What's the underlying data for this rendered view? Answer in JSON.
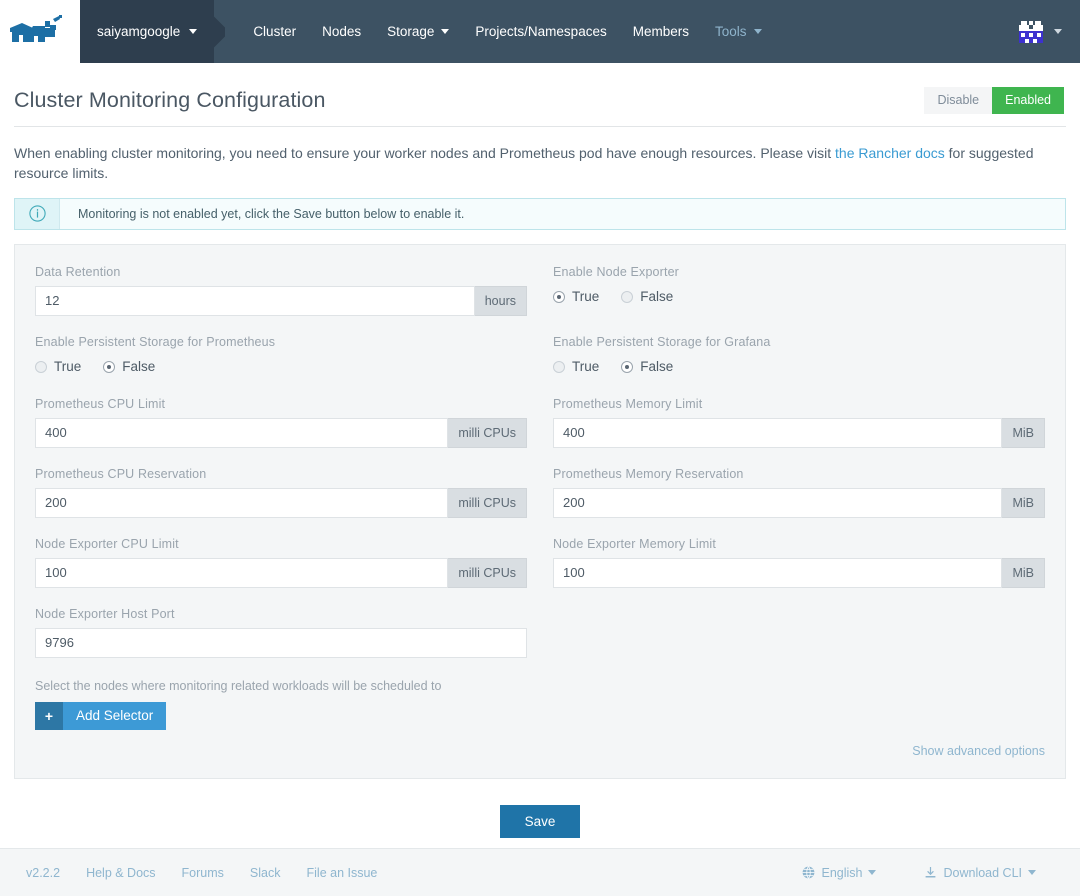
{
  "header": {
    "logo_name": "rancher-logo",
    "cluster_name": "saiyamgoogle",
    "nav": [
      {
        "label": "Cluster",
        "has_caret": false,
        "muted": false
      },
      {
        "label": "Nodes",
        "has_caret": false,
        "muted": false
      },
      {
        "label": "Storage",
        "has_caret": true,
        "muted": false
      },
      {
        "label": "Projects/Namespaces",
        "has_caret": false,
        "muted": false
      },
      {
        "label": "Members",
        "has_caret": false,
        "muted": false
      },
      {
        "label": "Tools",
        "has_caret": true,
        "muted": true
      }
    ],
    "avatar_name": "user-avatar-identicon",
    "colors": {
      "bar": "#3d5263",
      "chip": "#2e3e4e",
      "muted_link": "#8fb4cc"
    }
  },
  "page": {
    "title": "Cluster Monitoring Configuration",
    "toggle": {
      "disable_label": "Disable",
      "enabled_label": "Enabled",
      "active": "Enabled",
      "active_color": "#3fb54f"
    },
    "description_before": "When enabling cluster monitoring, you need to ensure your worker nodes and Prometheus pod have enough resources. Please visit ",
    "description_link": "the Rancher docs",
    "description_after": " for suggested resource limits.",
    "banner": {
      "icon": "info-circle-icon",
      "text": "Monitoring is not enabled yet, click the Save button below to enable it.",
      "color": "#dff4f7"
    }
  },
  "form": {
    "data_retention": {
      "label": "Data Retention",
      "value": "12",
      "suffix": "hours"
    },
    "enable_node_exporter": {
      "label": "Enable Node Exporter",
      "options": [
        "True",
        "False"
      ],
      "selected": "True"
    },
    "persistent_storage_prometheus": {
      "label": "Enable Persistent Storage for Prometheus",
      "options": [
        "True",
        "False"
      ],
      "selected": "False"
    },
    "persistent_storage_grafana": {
      "label": "Enable Persistent Storage for Grafana",
      "options": [
        "True",
        "False"
      ],
      "selected": "False"
    },
    "prometheus_cpu_limit": {
      "label": "Prometheus CPU Limit",
      "value": "400",
      "suffix": "milli CPUs"
    },
    "prometheus_memory_limit": {
      "label": "Prometheus Memory Limit",
      "value": "400",
      "suffix": "MiB"
    },
    "prometheus_cpu_reservation": {
      "label": "Prometheus CPU Reservation",
      "value": "200",
      "suffix": "milli CPUs"
    },
    "prometheus_memory_reservation": {
      "label": "Prometheus Memory Reservation",
      "value": "200",
      "suffix": "MiB"
    },
    "node_exporter_cpu_limit": {
      "label": "Node Exporter CPU Limit",
      "value": "100",
      "suffix": "milli CPUs"
    },
    "node_exporter_memory_limit": {
      "label": "Node Exporter Memory Limit",
      "value": "100",
      "suffix": "MiB"
    },
    "node_exporter_host_port": {
      "label": "Node Exporter Host Port",
      "value": "9796"
    },
    "selector": {
      "note": "Select the nodes where monitoring related workloads will be scheduled to",
      "button_label": "Add Selector",
      "plus_icon": "plus-icon"
    },
    "advanced_link": "Show advanced options"
  },
  "actions": {
    "save_label": "Save",
    "save_color": "#1f74a8"
  },
  "footer": {
    "links": [
      "v2.2.2",
      "Help & Docs",
      "Forums",
      "Slack",
      "File an Issue"
    ],
    "language": {
      "icon": "globe-icon",
      "label": "English"
    },
    "cli": {
      "icon": "download-icon",
      "label": "Download CLI"
    }
  }
}
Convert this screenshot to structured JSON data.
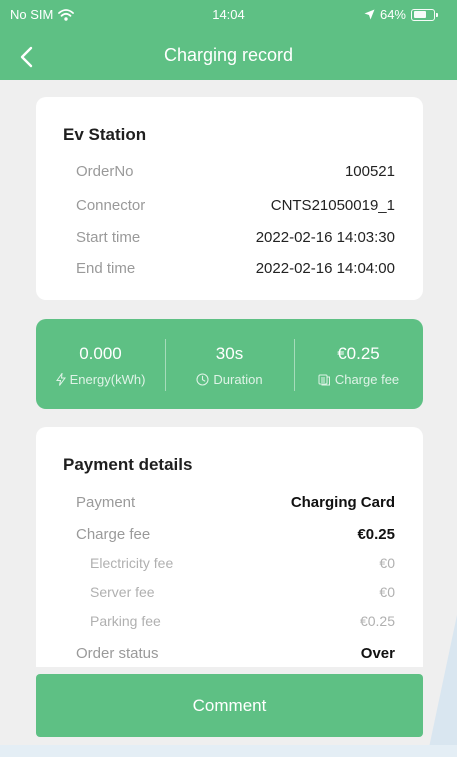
{
  "status_bar": {
    "carrier": "No SIM",
    "time": "14:04",
    "battery": "64%",
    "icons": [
      "wifi-icon",
      "location-arrow-icon",
      "battery-icon"
    ]
  },
  "nav": {
    "title": "Charging record",
    "back_icon": "chevron-left-icon"
  },
  "station": {
    "title": "Ev Station",
    "rows": [
      {
        "label": "OrderNo",
        "value": "100521"
      },
      {
        "label": "Connector",
        "value": "CNTS21050019_1"
      },
      {
        "label": "Start time",
        "value": "2022-02-16 14:03:30"
      },
      {
        "label": "End time",
        "value": "2022-02-16 14:04:00"
      }
    ]
  },
  "stats": [
    {
      "value": "0.000",
      "label": "Energy(kWh)",
      "icon": "lightning-icon"
    },
    {
      "value": "30s",
      "label": "Duration",
      "icon": "clock-icon"
    },
    {
      "value": "€0.25",
      "label": "Charge fee",
      "icon": "coins-icon"
    }
  ],
  "payment": {
    "title": "Payment details",
    "payment": {
      "label": "Payment",
      "value": "Charging Card"
    },
    "charge_fee": {
      "label": "Charge fee",
      "value": "€0.25"
    },
    "sub_rows": [
      {
        "label": "Electricity fee",
        "value": "€0"
      },
      {
        "label": "Server fee",
        "value": "€0"
      },
      {
        "label": "Parking fee",
        "value": "€0.25"
      }
    ],
    "order_status": {
      "label": "Order status",
      "value": "Over"
    }
  },
  "comment_button": {
    "label": "Comment"
  },
  "colors": {
    "accent": "#5ec084",
    "background": "#efefef",
    "muted_text": "#9a9a9a"
  }
}
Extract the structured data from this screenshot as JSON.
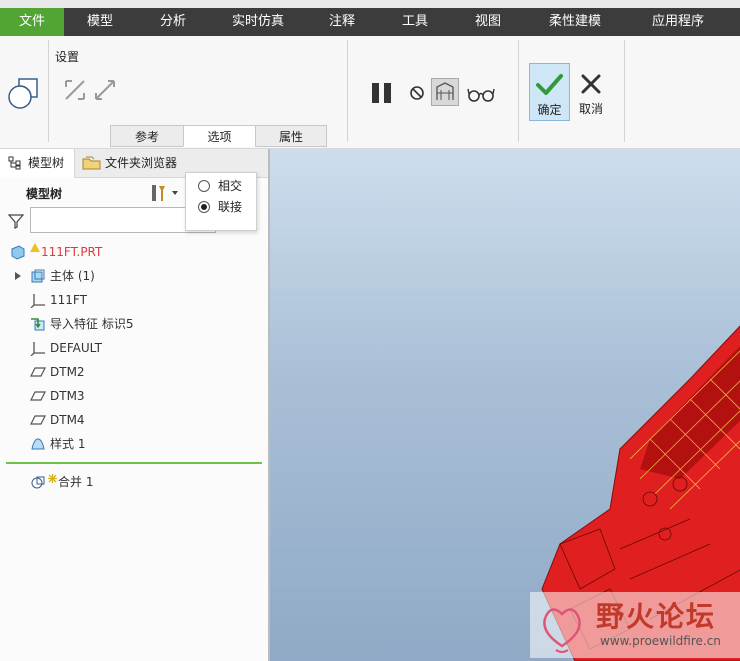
{
  "menubar": {
    "items": [
      {
        "label": "文件",
        "active": true
      },
      {
        "label": "模型"
      },
      {
        "label": "分析"
      },
      {
        "label": "实时仿真"
      },
      {
        "label": "注释"
      },
      {
        "label": "工具"
      },
      {
        "label": "视图"
      },
      {
        "label": "柔性建模"
      },
      {
        "label": "应用程序"
      }
    ]
  },
  "ribbon": {
    "settings_label": "设置",
    "subtabs": [
      "参考",
      "选项",
      "属性"
    ],
    "active_subtab": "选项",
    "ok_label": "确定",
    "cancel_label": "取消"
  },
  "options_popup": {
    "options": [
      "相交",
      "联接"
    ],
    "selected": "联接"
  },
  "side_panel": {
    "tabs": [
      "模型树",
      "文件夹浏览器"
    ],
    "header": "模型树",
    "search_value": "",
    "tree": [
      {
        "label": "111FT.PRT",
        "icon": "part-icon",
        "color": "#e03a3a"
      },
      {
        "label": "主体 (1)",
        "icon": "body-icon"
      },
      {
        "label": "111FT",
        "icon": "coordinate-system-icon"
      },
      {
        "label": "导入特征 标识5",
        "icon": "import-feature-icon"
      },
      {
        "label": "DEFAULT",
        "icon": "coordinate-system-icon"
      },
      {
        "label": "DTM2",
        "icon": "datum-plane-icon"
      },
      {
        "label": "DTM3",
        "icon": "datum-plane-icon"
      },
      {
        "label": "DTM4",
        "icon": "datum-plane-icon"
      },
      {
        "label": "样式 1",
        "icon": "style-icon"
      },
      {
        "label": "合并 1",
        "icon": "merge-icon"
      }
    ]
  },
  "watermark": {
    "text": "野火论坛",
    "url": "www.proewildfire.cn"
  },
  "colors": {
    "menubar_bg": "#3c3c3c",
    "active_menu": "#52a535",
    "model_red": "#e02020",
    "insert_line": "#6cc24a"
  }
}
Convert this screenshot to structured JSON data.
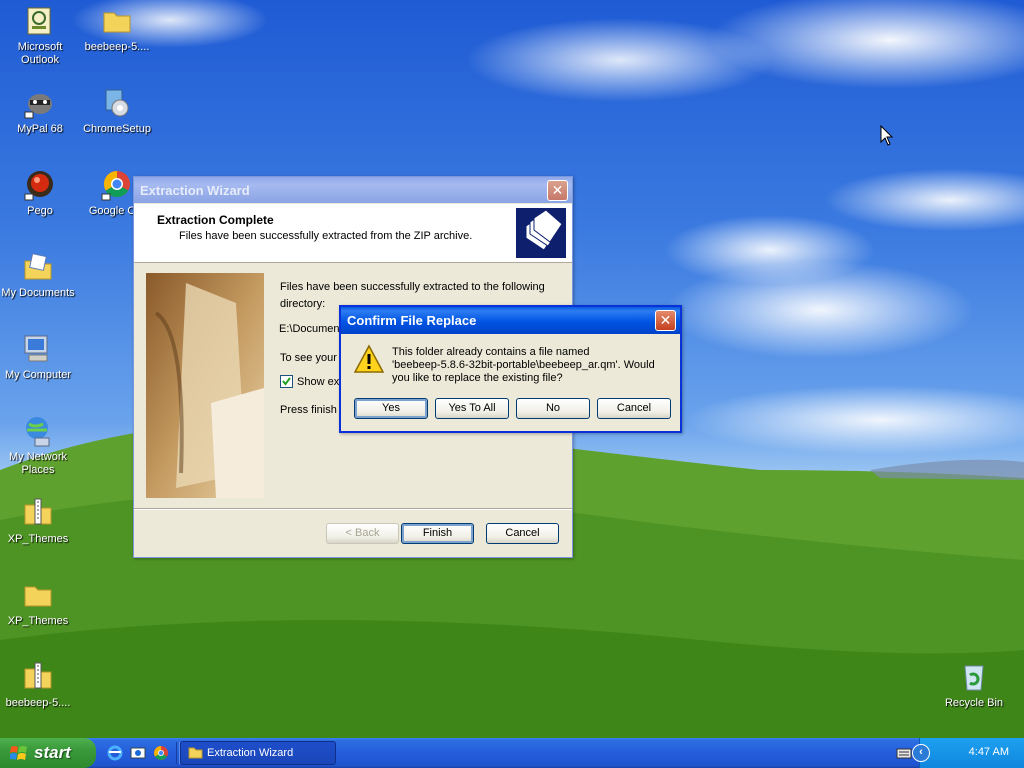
{
  "desktop": {
    "icons": [
      {
        "label": "Microsoft Outlook",
        "icon": "outlook-icon"
      },
      {
        "label": "beebeep-5....",
        "icon": "folder-icon"
      },
      {
        "label": "MyPal 68",
        "icon": "mypal-icon"
      },
      {
        "label": "ChromeSetup",
        "icon": "installer-icon"
      },
      {
        "label": "Pego",
        "icon": "pego-icon"
      },
      {
        "label": "Google Chr",
        "icon": "chrome-icon"
      },
      {
        "label": "My Documents",
        "icon": "my-documents-icon"
      },
      {
        "label": "My Computer",
        "icon": "my-computer-icon"
      },
      {
        "label": "My Network Places",
        "icon": "network-icon"
      },
      {
        "label": "XP_Themes",
        "icon": "zip-folder-icon"
      },
      {
        "label": "XP_Themes",
        "icon": "folder-icon"
      },
      {
        "label": "beebeep-5....",
        "icon": "zip-folder-icon"
      },
      {
        "label": "Recycle Bin",
        "icon": "recycle-bin-icon"
      }
    ]
  },
  "wizard": {
    "title": "Extraction Wizard",
    "header_title": "Extraction Complete",
    "header_subtitle": "Files have been successfully extracted from the ZIP archive.",
    "body_line1": "Files have been successfully extracted to the following",
    "body_line2": "directory:",
    "path": "E:\\Documen",
    "see_text": "To see your",
    "show_checkbox_label": "Show ext",
    "show_checkbox_checked": true,
    "press_finish": "Press finish t",
    "back_label": "< Back",
    "finish_label": "Finish",
    "cancel_label": "Cancel"
  },
  "dialog": {
    "title": "Confirm File Replace",
    "message_line1": "This folder already contains a file named",
    "message_line2": "'beebeep-5.8.6-32bit-portable\\beebeep_ar.qm'.  Would",
    "message_line3": "you like to replace the existing file?",
    "yes_label": "Yes",
    "yes_to_all_label": "Yes To All",
    "no_label": "No",
    "cancel_label": "Cancel"
  },
  "taskbar": {
    "start_label": "start",
    "task_label": "Extraction Wizard",
    "clock": "4:47 AM"
  }
}
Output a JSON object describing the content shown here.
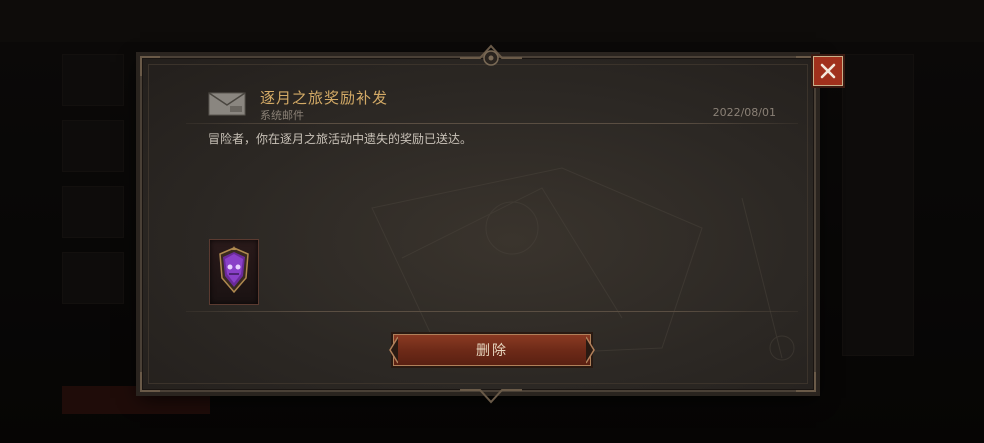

# # #

Pull out each line of the records holding the string "Extraction".

> **CORRECT OUTPUT**
    "title": "Extraction Wizard",
    "header_title": "Extraction Complete",
    "task_label": "Extraction Wizard",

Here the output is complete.